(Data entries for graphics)
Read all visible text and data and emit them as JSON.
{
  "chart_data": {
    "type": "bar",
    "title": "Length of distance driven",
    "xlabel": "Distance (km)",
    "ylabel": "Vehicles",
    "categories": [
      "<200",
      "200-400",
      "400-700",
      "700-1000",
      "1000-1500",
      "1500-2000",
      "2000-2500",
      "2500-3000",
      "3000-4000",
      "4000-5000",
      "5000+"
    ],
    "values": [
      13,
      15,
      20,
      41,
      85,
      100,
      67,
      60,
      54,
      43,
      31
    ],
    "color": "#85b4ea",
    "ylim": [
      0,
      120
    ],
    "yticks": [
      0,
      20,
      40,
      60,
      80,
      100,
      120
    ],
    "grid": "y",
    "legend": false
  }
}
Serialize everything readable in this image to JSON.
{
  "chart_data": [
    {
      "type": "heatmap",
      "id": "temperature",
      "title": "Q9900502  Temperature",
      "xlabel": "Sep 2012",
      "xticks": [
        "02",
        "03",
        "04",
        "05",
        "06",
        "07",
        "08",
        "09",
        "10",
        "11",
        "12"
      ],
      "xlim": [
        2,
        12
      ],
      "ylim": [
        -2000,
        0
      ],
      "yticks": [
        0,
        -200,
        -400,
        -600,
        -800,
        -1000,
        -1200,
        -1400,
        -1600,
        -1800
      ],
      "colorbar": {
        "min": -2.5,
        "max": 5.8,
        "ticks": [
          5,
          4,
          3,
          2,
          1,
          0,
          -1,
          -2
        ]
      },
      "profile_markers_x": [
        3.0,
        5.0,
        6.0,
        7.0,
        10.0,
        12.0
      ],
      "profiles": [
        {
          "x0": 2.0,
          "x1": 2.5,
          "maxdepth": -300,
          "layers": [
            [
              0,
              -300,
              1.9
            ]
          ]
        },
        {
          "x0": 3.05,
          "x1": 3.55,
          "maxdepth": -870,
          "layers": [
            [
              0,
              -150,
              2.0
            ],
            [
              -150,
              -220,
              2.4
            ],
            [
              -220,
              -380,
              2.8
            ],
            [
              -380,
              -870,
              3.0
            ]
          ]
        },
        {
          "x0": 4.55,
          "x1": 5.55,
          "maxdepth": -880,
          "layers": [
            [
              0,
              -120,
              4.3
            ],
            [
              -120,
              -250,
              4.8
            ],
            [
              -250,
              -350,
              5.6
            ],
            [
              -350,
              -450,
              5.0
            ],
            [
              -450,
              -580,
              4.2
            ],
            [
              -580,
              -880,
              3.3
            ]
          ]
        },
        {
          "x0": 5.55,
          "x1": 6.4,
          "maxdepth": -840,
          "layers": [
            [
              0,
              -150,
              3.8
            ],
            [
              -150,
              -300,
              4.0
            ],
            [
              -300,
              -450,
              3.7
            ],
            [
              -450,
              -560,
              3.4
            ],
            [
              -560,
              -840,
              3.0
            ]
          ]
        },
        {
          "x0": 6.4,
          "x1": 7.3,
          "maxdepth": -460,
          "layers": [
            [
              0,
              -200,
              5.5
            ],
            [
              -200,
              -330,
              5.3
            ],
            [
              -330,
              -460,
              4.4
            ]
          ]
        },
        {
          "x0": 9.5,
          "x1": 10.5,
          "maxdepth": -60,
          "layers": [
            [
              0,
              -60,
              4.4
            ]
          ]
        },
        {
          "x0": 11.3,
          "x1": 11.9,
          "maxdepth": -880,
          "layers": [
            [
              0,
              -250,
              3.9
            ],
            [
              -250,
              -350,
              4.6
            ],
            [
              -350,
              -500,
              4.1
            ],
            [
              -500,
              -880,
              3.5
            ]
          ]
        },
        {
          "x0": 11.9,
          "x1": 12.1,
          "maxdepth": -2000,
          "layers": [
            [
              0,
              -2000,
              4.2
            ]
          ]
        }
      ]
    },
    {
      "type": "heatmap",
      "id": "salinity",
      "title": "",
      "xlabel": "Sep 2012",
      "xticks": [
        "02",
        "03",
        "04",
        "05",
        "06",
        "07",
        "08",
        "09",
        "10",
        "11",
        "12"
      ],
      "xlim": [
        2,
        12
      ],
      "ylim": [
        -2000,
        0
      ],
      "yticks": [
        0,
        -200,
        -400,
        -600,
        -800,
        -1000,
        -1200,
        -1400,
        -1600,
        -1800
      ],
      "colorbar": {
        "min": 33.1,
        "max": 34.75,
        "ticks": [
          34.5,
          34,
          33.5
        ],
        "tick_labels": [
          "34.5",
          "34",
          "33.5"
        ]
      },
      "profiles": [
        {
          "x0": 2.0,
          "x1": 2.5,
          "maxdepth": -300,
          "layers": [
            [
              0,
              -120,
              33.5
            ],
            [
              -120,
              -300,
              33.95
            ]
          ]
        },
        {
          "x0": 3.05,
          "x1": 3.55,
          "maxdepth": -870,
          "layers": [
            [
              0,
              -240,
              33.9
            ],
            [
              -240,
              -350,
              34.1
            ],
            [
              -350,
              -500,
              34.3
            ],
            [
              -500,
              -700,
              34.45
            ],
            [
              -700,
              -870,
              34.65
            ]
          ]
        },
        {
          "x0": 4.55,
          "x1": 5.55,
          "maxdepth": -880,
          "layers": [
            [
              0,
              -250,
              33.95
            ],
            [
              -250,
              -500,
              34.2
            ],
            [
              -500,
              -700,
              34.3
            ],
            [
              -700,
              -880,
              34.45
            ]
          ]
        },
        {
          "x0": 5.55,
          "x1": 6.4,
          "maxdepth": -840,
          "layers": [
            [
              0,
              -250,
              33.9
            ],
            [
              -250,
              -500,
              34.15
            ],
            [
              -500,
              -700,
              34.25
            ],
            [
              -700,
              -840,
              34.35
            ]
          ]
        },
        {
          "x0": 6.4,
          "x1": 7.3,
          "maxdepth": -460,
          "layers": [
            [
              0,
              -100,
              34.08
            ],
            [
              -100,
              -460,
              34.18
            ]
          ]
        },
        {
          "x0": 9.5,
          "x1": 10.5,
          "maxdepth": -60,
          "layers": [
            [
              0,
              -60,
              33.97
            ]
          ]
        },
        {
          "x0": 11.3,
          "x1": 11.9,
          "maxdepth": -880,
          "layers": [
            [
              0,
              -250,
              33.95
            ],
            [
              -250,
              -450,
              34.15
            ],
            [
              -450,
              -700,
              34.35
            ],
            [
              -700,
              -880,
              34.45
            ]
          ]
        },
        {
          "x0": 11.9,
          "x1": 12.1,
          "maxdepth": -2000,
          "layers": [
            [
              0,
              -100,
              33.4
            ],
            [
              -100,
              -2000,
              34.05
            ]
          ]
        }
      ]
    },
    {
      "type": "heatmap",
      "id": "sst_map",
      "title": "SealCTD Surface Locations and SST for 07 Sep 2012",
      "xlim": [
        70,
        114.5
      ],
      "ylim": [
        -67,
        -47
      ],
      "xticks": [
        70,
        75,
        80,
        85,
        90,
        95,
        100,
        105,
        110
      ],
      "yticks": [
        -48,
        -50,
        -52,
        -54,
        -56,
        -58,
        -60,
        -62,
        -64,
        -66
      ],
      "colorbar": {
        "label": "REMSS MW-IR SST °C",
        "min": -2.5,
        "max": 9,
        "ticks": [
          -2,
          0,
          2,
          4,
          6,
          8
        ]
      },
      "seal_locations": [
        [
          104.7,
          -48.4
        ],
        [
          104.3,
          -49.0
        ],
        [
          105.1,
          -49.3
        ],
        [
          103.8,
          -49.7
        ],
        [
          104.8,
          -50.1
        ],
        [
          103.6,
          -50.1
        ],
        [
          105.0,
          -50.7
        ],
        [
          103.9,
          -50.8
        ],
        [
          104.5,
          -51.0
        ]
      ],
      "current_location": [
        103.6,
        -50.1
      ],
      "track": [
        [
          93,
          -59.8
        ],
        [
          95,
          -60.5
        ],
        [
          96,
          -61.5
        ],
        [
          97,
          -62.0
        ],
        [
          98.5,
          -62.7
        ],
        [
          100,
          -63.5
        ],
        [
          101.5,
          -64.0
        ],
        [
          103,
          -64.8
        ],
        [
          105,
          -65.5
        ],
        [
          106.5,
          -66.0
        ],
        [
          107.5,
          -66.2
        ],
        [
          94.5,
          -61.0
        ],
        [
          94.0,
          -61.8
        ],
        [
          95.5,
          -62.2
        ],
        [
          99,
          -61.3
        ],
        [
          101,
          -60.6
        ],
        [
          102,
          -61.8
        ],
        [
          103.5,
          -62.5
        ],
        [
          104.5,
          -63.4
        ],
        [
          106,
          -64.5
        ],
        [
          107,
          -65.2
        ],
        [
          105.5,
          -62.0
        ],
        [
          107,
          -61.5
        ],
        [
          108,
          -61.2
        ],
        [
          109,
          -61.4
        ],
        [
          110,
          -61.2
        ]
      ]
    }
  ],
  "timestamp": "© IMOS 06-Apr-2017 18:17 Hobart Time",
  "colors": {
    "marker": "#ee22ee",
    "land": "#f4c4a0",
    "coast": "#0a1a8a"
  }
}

Exercise — Scan the material above. Copy each line where "title" occurs.

The completed task —
    "title": "Length of distance driven",
      "title": "Q9900502  Temperature",
      "title": "",
      "title": "SealCTD Surface Locations and SST for 07 Sep 2012",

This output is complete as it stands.